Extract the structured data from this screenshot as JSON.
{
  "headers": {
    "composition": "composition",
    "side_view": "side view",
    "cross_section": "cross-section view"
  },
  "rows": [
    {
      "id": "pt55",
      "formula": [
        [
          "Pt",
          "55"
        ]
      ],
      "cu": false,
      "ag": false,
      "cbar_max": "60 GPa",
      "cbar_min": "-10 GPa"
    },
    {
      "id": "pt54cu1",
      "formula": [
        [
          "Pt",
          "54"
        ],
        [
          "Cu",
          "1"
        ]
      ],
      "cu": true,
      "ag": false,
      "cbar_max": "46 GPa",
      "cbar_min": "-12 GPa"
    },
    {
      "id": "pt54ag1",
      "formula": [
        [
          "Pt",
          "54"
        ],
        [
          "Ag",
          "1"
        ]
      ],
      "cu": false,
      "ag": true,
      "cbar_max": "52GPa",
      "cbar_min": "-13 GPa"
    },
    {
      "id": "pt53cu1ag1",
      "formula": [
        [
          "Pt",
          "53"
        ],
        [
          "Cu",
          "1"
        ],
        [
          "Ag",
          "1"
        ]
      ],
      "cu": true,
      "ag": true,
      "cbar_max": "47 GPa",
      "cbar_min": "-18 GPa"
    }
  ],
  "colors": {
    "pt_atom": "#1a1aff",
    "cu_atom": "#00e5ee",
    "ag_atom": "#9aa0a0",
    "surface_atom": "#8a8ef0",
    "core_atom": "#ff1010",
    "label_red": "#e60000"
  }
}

--------

Reproduce each line holding the word "view".

    "side_view": "side view",
    "cross_section": "cross-section view"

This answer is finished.